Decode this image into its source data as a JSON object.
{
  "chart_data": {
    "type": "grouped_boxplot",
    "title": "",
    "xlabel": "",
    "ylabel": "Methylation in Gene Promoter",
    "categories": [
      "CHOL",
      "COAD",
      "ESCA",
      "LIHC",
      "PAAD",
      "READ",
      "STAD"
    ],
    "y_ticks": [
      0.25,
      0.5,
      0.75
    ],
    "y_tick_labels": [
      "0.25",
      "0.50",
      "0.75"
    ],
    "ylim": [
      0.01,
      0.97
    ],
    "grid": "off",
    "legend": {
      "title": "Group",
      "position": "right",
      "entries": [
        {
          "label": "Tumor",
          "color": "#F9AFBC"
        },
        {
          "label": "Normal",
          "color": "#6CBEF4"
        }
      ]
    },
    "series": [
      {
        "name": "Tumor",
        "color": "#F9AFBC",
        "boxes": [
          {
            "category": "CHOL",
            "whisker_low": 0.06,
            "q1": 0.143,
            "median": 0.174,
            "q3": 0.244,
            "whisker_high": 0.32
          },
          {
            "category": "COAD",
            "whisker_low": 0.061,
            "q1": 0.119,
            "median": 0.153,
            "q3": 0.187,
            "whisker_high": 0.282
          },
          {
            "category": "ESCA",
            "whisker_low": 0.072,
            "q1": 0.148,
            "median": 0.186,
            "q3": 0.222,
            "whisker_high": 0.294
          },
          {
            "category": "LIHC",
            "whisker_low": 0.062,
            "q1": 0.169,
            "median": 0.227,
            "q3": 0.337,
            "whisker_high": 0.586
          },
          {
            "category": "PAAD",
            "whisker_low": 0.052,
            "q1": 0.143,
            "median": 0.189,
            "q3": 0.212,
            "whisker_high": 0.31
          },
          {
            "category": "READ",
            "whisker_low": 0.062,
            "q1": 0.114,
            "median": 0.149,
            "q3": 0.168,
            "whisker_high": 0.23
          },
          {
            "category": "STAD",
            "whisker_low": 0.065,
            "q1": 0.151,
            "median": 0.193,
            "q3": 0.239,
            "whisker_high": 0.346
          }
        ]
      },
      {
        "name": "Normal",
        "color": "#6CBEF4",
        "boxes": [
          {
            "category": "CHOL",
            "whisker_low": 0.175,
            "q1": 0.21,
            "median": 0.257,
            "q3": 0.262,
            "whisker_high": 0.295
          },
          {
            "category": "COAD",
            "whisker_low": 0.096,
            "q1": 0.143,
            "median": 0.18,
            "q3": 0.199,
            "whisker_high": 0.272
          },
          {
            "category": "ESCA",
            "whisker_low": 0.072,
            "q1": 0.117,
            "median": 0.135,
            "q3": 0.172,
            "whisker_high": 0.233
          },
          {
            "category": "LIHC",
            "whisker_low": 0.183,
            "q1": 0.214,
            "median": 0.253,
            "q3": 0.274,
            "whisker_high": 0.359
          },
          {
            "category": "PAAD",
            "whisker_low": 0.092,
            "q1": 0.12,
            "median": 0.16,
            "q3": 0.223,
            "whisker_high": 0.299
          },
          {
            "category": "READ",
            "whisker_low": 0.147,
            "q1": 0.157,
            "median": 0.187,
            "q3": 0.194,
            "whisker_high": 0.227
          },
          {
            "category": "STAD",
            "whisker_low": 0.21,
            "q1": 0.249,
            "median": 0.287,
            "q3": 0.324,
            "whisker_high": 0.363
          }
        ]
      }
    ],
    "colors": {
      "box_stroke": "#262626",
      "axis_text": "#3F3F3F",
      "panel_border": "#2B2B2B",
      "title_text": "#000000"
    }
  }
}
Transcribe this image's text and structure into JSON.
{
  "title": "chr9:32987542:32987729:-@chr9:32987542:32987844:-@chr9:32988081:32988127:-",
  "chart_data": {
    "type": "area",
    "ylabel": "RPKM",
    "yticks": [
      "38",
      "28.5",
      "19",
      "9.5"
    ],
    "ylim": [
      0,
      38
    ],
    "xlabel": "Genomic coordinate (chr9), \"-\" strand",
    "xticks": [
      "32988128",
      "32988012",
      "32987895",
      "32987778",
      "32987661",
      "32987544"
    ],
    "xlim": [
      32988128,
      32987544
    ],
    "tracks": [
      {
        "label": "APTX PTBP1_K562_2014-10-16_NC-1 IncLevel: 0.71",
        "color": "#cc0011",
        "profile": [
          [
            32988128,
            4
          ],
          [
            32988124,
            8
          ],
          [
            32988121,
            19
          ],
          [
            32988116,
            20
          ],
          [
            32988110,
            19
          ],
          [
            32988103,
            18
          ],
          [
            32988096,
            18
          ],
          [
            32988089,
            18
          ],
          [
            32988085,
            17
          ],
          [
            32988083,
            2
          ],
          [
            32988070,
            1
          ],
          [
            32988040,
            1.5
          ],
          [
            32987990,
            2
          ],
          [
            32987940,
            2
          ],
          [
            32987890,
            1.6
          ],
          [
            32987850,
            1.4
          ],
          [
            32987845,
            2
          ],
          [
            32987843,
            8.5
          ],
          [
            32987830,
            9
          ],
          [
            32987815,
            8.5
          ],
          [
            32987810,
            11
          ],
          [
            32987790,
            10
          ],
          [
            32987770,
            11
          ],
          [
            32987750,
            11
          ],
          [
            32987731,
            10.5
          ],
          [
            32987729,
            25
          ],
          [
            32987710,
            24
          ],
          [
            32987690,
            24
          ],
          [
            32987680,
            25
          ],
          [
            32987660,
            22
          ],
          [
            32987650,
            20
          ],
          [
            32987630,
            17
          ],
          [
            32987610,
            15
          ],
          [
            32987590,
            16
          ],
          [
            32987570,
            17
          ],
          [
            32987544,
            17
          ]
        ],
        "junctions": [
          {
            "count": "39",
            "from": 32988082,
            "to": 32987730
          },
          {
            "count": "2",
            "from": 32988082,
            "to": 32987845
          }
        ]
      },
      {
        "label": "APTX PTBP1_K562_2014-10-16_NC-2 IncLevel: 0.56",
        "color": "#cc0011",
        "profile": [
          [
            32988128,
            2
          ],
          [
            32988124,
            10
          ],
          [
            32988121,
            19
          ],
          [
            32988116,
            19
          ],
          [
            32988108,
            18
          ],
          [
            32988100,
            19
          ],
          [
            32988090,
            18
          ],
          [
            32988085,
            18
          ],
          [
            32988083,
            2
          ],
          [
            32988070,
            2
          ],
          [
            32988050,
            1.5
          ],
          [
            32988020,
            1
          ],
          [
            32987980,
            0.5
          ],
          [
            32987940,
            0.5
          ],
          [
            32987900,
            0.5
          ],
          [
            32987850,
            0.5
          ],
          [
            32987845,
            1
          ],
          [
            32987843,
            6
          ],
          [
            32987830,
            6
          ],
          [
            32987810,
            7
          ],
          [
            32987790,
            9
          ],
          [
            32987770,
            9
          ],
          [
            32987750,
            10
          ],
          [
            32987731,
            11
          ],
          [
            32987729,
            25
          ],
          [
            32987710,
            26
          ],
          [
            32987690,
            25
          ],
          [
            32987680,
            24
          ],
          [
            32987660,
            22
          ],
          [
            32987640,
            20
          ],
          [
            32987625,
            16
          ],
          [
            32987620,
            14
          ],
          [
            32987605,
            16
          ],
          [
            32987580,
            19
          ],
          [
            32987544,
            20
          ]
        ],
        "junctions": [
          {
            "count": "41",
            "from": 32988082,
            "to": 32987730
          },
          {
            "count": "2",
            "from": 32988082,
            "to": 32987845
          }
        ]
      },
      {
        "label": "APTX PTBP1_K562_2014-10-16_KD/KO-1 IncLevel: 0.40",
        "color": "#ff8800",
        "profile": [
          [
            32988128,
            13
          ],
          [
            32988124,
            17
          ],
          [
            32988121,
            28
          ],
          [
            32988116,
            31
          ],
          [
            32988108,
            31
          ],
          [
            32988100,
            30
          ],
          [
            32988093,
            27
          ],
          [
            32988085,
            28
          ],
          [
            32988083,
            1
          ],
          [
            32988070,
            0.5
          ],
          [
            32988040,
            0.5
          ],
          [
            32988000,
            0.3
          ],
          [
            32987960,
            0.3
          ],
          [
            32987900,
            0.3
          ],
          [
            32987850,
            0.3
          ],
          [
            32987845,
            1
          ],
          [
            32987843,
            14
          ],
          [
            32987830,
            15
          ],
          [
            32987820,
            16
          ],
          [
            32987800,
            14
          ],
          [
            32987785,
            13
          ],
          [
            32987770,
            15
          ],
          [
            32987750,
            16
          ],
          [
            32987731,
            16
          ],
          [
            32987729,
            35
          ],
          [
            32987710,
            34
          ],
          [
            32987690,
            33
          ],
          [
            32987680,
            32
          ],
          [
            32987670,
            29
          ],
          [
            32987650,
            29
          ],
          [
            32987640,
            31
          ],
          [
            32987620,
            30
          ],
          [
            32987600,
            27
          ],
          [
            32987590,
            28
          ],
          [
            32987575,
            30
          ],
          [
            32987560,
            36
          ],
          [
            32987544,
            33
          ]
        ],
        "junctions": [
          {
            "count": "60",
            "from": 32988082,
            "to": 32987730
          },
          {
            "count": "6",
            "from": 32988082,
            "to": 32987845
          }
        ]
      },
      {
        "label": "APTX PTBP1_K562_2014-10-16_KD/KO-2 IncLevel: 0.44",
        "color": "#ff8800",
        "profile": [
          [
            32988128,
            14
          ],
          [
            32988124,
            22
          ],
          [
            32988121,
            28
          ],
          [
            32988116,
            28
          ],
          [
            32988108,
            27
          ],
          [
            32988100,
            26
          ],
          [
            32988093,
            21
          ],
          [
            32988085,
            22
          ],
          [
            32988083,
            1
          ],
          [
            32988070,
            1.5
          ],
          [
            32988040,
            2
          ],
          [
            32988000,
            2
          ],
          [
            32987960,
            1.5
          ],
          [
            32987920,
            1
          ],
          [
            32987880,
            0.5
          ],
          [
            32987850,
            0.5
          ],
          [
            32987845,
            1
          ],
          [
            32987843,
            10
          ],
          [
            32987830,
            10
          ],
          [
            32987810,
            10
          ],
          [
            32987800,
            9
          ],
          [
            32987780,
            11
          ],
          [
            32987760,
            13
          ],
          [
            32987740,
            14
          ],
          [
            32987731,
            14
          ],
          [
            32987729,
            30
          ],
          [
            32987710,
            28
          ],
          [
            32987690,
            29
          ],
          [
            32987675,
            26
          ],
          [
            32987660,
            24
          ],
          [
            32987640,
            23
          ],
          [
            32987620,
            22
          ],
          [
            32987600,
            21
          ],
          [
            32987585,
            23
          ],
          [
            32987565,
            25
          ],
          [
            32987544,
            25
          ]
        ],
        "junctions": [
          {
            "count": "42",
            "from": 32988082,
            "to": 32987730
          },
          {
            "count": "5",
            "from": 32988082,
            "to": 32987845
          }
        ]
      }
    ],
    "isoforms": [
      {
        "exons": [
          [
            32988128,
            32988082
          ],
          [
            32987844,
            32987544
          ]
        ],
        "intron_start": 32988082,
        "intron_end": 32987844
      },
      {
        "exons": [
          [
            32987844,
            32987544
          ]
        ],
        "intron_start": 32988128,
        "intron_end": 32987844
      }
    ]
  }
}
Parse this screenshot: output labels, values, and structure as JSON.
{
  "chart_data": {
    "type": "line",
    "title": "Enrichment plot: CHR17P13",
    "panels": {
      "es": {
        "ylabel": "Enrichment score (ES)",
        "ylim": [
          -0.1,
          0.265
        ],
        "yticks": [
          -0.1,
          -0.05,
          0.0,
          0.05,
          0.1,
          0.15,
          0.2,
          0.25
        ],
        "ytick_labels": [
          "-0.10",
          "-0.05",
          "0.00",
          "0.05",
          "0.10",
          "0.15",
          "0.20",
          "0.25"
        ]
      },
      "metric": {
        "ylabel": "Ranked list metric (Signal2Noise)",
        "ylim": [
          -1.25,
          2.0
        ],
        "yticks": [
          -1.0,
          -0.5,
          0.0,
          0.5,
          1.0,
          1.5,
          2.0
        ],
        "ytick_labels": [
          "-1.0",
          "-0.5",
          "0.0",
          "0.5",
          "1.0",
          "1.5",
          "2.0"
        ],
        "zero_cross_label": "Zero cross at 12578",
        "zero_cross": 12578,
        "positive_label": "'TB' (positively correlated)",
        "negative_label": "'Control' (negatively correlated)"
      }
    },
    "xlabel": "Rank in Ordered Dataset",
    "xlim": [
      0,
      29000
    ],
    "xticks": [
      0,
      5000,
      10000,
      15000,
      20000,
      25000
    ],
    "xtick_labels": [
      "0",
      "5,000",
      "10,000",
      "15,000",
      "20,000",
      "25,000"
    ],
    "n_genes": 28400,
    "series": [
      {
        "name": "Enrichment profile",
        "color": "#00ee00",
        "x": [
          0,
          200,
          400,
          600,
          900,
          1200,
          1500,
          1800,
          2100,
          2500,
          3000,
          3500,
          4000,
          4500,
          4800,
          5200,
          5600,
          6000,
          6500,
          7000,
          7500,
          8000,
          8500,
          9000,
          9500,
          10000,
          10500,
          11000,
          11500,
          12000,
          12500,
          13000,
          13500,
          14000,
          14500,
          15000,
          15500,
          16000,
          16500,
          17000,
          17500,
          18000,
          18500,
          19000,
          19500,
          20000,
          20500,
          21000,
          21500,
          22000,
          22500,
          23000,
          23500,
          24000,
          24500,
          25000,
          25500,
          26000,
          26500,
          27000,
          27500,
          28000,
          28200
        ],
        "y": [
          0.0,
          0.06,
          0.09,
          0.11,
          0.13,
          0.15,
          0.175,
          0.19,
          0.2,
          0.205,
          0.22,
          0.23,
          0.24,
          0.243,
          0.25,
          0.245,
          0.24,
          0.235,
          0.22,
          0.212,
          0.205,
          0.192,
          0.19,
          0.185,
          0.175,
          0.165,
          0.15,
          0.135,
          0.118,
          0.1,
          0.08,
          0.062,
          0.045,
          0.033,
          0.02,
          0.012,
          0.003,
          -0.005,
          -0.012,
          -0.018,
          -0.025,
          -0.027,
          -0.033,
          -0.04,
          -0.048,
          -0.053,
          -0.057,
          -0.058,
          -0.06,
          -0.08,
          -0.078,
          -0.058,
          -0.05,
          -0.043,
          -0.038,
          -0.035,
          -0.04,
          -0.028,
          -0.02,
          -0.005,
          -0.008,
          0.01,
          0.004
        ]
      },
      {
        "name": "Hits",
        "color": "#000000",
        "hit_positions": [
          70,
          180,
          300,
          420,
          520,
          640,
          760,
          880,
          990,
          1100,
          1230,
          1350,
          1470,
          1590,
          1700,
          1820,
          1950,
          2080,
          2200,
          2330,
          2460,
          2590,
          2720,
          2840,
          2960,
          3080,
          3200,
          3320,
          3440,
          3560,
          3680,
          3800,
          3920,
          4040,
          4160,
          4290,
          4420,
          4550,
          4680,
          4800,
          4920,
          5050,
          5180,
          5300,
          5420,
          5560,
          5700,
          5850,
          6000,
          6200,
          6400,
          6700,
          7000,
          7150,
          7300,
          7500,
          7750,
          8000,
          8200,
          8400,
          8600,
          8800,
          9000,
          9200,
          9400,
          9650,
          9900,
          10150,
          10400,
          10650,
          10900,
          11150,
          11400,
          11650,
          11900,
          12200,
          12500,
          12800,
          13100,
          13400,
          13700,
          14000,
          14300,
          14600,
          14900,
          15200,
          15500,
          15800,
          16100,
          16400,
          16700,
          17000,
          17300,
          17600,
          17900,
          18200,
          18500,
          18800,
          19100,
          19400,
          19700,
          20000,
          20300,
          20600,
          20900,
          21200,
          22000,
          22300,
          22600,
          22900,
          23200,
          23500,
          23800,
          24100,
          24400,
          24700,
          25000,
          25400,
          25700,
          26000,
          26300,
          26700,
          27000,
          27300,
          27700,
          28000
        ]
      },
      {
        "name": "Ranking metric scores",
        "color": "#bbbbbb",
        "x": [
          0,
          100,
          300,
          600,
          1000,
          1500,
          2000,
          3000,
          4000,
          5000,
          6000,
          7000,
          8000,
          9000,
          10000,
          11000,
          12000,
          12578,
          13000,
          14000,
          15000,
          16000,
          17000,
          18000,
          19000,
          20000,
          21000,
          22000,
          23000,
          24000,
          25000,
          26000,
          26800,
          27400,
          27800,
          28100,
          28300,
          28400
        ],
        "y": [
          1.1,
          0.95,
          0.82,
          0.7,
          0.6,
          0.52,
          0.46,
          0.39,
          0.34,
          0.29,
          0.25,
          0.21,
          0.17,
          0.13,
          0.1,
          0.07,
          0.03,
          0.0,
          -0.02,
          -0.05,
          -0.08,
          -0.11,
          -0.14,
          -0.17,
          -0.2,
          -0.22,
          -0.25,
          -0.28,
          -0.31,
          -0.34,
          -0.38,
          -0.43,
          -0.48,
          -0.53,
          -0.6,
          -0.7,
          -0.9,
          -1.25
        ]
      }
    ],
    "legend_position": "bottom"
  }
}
● ● ● ●
**REQUIRED ACTION**
Across the entries above, find the lines with the string "metric" and copy them.

**RESPONSE TO THE TASK**
      "metric": {
        "ylabel": "Ranked list metric (Signal2Noise)",
        "name": "Ranking metric scores",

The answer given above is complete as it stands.